• [SHORT EXERCISE]: Give only the number of lines in these records that contain the word "JSON".

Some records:
= = = = = = =

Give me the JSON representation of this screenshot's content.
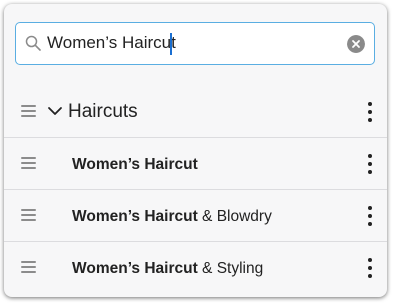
{
  "search": {
    "value": "Women’s Haircut",
    "clear_icon": "clear-circle-icon",
    "search_icon": "magnifier-icon"
  },
  "group": {
    "label": "Haircuts",
    "expanded": true
  },
  "items": [
    {
      "bold": "Women’s Haircut",
      "rest": ""
    },
    {
      "bold": "Women’s Haircut",
      "rest": " & Blowdry"
    },
    {
      "bold": "Women’s Haircut",
      "rest": " & Styling"
    }
  ],
  "colors": {
    "focus_border": "#5aaee2",
    "caret": "#1a6fd1",
    "panel_background": "#f7f7f8"
  }
}
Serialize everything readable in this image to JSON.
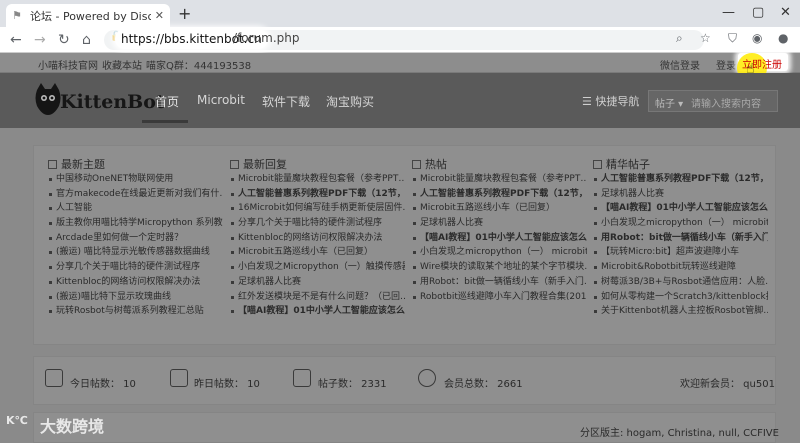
{
  "browser": {
    "tab_title": "论坛 - Powered by Discuz!",
    "url_host": "https://bbs.kittenbot.cn",
    "url_path": "/forum.php"
  },
  "topinfo": {
    "links": [
      "小喵科技官网",
      "收藏本站",
      "喵家Q群：444193538"
    ],
    "wechat_login": "微信登录",
    "login": "登录",
    "register": "立即注册"
  },
  "nav": {
    "logo_text": "KittenBot",
    "items": [
      "首页",
      "Microbit",
      "软件下载",
      "淘宝购买"
    ],
    "quick_nav": "快捷导航",
    "search_type": "帖子",
    "search_placeholder": "请输入搜索内容"
  },
  "columns": [
    {
      "title": "最新主题",
      "items": [
        "中国移动OneNET物联网使用",
        "官方makecode在线最近更新对我们有什…",
        "人工智能",
        "版主教你用喵比特学Micropython 系列教…",
        "Arcdade里如何做一个定时器？",
        "(搬运) 喵比特显示光敏传感器数据曲线",
        "分享几个关于喵比特的硬件测试程序",
        "Kittenbloc的网络访问权限解决办法",
        "(搬运)喵比特下显示玫瑰曲线",
        "玩转Rosbot与树莓派系列教程汇总贴"
      ],
      "bold": []
    },
    {
      "title": "最新回复",
      "items": [
        "Microbit能量魔块教程包套餐（参考PPT…",
        "人工智能普惠系列教程PDF下载（12节，…",
        "16Microbit如何编写硅手柄更新使层固件…",
        "分享几个关于喵比特的硬件测试程序",
        "Kittenbloc的网络访问权限解决办法",
        "Microbit五路巡线小车（已回复）",
        "小白发现之Micropython（一）触摸传感器",
        "足球机器人比赛",
        "红外发送模块是不是有什么问题？（已回…",
        "【喵AI教程】01中小学人工智能应该怎么…"
      ],
      "bold": [
        1,
        9
      ]
    },
    {
      "title": "热帖",
      "items": [
        "Microbit能量魔块教程包套餐（参考PPT…",
        "人工智能普惠系列教程PDF下载（12节，…",
        "Microbit五路巡线小车（已回复）",
        "足球机器人比赛",
        "【喵AI教程】01中小学人工智能应该怎么…",
        "小白发现之micropython（一） microbit …",
        "Wire模块的读取某个地址的某个字节模块…",
        "用Robot：bit做一辆循线小车（新手入门…",
        "Robotbit巡线避障小车入门教程合集(201…",
        ""
      ],
      "bold": [
        1,
        4
      ]
    },
    {
      "title": "精华帖子",
      "items": [
        "人工智能普惠系列教程PDF下载（12节，…",
        "足球机器人比赛",
        "【喵AI教程】01中小学人工智能应该怎么…",
        "小白发现之micropython（一） microbit …",
        "用Robot：bit做一辆循线小车（新手入门…",
        "【玩转Micro:bit】超声波避障小车",
        "Microbit&Robotbit玩转巡线避障",
        "树莓派3B/3B+与Rosbot通信应用：人脸…",
        "如何从零构建一个Scratch3/kittenblock插…",
        "关于Kittenbot机器人主控板Rosbot管脚…"
      ],
      "bold": [
        0,
        2,
        4
      ]
    }
  ],
  "stats": {
    "today": "今日帖数： 10",
    "yesterday": "昨日帖数： 10",
    "posts": "帖子数： 2331",
    "members": "会员总数： 2661",
    "welcome": "欢迎新会员： qu501"
  },
  "footer": {
    "partition": "分区版主: hogam, Christina, null, CCFIVE"
  },
  "watermark": "大数跨境",
  "colors": {
    "highlight": "#ffffff",
    "cursor": "#ffeb00",
    "register": "#cc0000"
  }
}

= = = = = = =

• [WORKED ANSWER]: 2